(Extracted data entries)
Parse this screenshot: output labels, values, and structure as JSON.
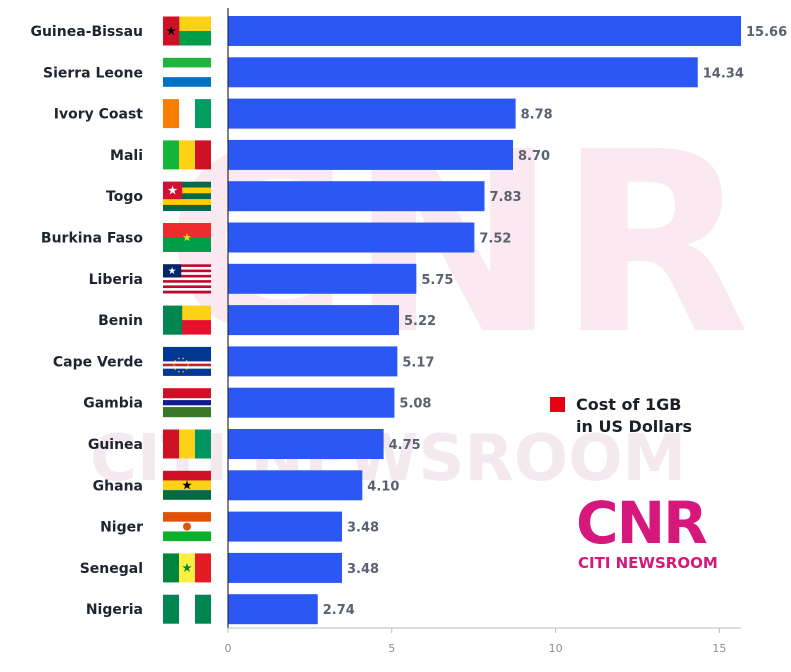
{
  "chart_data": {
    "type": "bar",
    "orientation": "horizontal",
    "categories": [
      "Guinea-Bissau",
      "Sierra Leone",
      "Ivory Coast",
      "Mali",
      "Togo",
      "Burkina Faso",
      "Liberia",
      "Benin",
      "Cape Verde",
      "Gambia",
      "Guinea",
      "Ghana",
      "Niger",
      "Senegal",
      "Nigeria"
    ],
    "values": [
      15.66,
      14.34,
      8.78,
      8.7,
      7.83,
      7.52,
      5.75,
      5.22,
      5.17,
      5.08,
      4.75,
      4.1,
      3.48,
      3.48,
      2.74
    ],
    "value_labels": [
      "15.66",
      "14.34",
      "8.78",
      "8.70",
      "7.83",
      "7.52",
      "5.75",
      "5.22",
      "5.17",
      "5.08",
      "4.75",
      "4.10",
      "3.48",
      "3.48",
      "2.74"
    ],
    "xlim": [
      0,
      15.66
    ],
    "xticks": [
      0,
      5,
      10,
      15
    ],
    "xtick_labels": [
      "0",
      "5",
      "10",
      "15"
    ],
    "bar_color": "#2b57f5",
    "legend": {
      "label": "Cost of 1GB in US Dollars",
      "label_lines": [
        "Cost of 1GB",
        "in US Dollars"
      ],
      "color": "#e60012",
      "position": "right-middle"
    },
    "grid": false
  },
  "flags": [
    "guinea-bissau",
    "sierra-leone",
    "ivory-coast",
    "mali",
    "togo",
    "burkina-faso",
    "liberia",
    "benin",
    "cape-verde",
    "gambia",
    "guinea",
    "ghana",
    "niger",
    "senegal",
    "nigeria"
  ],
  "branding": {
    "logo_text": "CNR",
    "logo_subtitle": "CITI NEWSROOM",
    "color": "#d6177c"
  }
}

...

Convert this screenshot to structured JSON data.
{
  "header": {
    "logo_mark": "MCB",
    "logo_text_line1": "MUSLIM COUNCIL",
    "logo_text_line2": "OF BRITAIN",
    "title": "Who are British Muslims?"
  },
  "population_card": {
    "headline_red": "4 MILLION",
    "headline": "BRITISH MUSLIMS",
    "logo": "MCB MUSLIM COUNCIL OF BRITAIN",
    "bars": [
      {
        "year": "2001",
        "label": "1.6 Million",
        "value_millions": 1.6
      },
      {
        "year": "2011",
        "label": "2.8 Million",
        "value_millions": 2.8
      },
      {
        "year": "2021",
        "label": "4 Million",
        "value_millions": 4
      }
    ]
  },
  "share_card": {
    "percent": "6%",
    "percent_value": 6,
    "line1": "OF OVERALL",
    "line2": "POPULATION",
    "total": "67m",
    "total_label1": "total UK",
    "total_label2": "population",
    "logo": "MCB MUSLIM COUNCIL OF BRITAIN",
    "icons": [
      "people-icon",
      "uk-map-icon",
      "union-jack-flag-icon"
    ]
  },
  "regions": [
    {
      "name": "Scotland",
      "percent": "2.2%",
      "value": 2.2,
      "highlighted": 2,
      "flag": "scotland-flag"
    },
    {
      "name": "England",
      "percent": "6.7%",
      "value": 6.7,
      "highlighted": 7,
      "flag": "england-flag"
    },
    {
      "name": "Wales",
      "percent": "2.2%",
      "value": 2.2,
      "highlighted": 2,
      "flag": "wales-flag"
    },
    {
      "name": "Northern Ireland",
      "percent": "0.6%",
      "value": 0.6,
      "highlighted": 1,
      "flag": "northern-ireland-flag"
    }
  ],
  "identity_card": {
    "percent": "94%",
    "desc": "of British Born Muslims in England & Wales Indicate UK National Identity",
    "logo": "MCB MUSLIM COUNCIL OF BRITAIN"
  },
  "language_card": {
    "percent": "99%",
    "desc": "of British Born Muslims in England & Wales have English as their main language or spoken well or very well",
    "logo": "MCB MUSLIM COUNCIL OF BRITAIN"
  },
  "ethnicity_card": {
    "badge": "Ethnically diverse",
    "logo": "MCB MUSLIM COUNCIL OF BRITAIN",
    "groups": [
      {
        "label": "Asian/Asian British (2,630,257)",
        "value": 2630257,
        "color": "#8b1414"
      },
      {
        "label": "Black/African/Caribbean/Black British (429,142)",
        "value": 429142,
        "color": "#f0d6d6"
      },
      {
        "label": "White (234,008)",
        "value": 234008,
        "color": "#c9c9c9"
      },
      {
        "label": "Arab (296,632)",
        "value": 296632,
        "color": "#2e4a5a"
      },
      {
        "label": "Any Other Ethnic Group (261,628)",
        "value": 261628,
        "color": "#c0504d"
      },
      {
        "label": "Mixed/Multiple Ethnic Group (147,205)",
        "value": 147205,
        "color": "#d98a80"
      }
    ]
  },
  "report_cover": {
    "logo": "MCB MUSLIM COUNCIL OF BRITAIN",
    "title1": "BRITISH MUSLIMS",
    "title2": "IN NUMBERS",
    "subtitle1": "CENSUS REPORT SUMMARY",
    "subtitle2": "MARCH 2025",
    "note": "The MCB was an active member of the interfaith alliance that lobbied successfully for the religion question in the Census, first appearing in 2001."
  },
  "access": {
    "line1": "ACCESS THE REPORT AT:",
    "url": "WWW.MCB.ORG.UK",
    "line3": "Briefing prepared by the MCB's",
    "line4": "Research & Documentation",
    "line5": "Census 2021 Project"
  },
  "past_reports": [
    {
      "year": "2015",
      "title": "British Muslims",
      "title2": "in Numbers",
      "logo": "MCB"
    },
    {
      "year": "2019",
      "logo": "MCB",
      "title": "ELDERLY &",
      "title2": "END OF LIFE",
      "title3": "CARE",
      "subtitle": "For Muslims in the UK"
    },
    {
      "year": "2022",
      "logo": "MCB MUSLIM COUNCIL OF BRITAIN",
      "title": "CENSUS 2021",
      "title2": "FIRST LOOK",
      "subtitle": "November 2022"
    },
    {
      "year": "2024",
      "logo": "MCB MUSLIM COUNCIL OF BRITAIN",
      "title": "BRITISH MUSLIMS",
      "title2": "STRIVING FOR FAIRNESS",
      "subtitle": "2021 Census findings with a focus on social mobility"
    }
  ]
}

--

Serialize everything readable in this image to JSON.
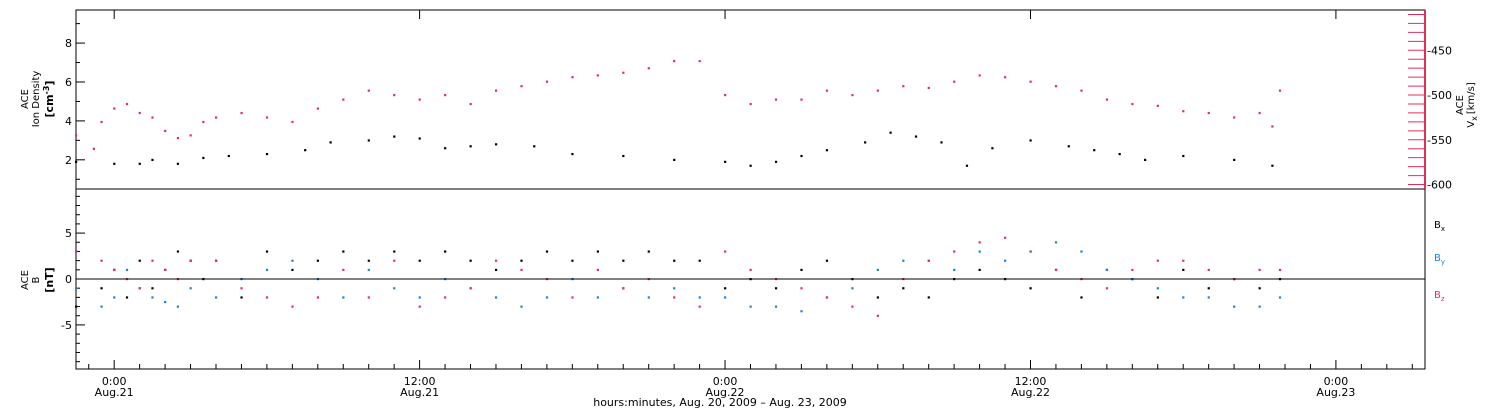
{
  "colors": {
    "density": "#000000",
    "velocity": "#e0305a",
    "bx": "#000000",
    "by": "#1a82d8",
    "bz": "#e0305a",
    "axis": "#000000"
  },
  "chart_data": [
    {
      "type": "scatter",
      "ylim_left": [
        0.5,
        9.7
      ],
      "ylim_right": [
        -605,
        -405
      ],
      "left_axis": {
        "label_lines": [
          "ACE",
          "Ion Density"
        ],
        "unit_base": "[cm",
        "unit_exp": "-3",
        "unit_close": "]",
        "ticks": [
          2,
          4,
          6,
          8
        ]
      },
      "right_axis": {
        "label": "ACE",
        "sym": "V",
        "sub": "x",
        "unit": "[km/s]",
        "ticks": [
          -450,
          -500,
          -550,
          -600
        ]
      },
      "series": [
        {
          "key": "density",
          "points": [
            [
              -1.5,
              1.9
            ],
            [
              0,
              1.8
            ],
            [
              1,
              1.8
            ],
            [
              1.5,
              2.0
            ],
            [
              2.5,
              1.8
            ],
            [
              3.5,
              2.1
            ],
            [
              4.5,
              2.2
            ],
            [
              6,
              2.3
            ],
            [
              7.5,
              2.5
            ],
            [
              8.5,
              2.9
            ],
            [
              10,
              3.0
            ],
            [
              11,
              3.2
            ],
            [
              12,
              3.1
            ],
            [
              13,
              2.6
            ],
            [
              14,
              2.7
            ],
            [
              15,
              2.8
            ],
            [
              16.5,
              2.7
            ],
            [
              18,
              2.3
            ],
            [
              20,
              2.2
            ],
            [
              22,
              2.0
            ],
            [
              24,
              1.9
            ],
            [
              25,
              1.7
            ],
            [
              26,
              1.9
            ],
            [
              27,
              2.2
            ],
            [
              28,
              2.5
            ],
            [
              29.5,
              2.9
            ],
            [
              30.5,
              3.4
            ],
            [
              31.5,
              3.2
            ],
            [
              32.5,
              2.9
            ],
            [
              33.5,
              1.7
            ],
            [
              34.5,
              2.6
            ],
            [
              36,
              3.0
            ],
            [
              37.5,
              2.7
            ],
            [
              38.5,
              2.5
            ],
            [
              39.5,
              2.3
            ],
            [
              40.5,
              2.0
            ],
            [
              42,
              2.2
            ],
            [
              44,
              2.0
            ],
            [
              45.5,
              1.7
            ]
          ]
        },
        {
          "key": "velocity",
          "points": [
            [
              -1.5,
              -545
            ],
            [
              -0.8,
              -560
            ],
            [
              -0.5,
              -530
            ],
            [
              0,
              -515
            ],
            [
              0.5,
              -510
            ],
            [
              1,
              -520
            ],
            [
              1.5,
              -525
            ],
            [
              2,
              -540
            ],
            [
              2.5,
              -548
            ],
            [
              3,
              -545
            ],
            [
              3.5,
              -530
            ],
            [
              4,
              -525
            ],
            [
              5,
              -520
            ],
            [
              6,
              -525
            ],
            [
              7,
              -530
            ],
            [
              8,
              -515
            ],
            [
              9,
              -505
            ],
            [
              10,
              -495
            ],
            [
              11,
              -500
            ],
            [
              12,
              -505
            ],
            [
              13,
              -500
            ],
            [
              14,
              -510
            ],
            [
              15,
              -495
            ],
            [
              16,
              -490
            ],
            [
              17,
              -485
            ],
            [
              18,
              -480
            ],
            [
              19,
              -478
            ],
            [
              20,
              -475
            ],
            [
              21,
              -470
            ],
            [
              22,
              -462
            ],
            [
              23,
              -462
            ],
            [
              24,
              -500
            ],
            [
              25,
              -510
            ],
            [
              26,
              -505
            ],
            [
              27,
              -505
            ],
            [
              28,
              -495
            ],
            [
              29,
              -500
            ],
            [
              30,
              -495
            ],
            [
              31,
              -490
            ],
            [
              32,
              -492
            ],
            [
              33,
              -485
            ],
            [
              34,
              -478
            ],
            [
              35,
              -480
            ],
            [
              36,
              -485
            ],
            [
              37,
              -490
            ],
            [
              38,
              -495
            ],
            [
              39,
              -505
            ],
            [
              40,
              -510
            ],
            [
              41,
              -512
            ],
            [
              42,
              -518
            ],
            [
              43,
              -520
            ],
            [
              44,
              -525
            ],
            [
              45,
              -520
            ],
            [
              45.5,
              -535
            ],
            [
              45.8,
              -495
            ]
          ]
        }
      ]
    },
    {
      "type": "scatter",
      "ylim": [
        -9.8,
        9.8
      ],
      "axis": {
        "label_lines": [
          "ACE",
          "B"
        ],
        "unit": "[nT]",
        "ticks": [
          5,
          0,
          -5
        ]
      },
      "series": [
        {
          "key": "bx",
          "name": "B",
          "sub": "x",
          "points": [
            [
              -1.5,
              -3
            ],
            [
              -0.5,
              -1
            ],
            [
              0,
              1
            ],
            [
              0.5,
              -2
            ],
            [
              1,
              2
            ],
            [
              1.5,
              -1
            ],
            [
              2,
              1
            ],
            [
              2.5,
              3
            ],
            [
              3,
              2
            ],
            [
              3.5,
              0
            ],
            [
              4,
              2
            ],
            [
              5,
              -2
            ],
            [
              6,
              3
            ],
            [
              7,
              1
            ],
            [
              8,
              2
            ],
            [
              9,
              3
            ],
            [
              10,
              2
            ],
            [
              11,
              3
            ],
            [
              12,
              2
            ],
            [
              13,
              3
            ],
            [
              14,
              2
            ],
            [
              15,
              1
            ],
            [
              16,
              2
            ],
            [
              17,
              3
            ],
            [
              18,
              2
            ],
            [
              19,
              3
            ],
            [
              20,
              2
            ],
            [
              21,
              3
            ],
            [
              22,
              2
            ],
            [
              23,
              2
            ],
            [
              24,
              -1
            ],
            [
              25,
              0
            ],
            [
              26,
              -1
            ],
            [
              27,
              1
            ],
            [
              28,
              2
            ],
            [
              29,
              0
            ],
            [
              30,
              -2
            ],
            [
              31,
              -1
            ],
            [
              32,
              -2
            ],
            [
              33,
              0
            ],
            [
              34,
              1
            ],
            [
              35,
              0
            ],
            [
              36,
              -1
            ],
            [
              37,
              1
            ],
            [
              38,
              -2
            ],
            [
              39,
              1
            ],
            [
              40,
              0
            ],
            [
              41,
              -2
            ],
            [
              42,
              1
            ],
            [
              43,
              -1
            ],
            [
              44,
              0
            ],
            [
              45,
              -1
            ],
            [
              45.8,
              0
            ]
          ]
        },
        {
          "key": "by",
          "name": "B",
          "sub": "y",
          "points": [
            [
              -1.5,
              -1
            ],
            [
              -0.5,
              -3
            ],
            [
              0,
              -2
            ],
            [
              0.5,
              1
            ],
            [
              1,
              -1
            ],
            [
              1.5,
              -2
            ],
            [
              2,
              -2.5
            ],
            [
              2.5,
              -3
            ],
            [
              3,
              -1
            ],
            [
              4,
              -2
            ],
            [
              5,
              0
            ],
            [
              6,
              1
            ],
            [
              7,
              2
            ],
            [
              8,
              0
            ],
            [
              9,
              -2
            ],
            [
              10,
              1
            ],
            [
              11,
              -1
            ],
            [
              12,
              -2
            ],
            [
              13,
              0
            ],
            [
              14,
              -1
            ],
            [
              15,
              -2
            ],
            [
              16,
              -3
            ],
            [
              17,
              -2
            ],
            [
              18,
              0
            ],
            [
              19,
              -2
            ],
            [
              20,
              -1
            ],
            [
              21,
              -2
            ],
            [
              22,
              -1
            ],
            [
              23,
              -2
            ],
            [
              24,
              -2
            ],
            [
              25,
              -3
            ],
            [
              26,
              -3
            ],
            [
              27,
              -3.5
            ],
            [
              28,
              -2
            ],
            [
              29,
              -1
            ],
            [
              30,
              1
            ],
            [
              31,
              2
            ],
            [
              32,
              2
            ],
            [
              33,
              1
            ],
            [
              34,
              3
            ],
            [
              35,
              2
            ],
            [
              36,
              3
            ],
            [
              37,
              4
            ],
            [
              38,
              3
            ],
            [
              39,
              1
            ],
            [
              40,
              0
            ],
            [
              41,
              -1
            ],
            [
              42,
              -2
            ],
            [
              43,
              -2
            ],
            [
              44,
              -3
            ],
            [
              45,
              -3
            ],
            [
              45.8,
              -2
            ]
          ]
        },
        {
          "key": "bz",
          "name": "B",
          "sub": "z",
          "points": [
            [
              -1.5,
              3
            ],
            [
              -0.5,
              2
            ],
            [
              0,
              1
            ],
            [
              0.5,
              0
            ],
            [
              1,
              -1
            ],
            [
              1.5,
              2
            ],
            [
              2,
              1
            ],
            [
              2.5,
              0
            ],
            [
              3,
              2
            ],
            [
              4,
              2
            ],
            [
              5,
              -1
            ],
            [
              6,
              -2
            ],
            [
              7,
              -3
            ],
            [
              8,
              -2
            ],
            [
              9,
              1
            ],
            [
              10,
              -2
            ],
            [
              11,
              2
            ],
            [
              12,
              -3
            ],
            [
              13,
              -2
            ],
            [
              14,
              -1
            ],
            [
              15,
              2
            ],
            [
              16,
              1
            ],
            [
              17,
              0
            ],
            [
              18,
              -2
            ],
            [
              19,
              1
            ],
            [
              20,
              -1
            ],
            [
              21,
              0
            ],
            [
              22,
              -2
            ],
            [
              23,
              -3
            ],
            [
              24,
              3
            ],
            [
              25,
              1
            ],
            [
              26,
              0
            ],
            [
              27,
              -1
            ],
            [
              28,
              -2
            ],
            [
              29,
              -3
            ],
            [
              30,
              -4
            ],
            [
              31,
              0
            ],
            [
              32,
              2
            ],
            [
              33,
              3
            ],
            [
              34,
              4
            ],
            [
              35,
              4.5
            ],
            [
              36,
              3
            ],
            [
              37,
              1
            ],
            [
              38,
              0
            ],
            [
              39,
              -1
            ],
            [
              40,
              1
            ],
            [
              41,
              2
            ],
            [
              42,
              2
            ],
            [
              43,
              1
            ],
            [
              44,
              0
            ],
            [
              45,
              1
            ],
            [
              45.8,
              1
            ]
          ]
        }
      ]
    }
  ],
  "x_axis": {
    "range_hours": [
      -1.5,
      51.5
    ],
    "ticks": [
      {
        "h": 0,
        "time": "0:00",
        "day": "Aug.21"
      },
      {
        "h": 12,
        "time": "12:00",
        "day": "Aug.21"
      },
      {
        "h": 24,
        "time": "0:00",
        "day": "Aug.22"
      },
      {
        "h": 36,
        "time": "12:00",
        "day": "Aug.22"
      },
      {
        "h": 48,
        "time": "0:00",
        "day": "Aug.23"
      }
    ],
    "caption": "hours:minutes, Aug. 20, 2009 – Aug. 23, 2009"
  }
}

(CHALLENGE): Check every line of the data, and copy the ones that contain "screenshot".

(ANSWER):
Parse this screenshot: output labels, values, and structure as JSON.
Convert this screenshot to structured JSON data.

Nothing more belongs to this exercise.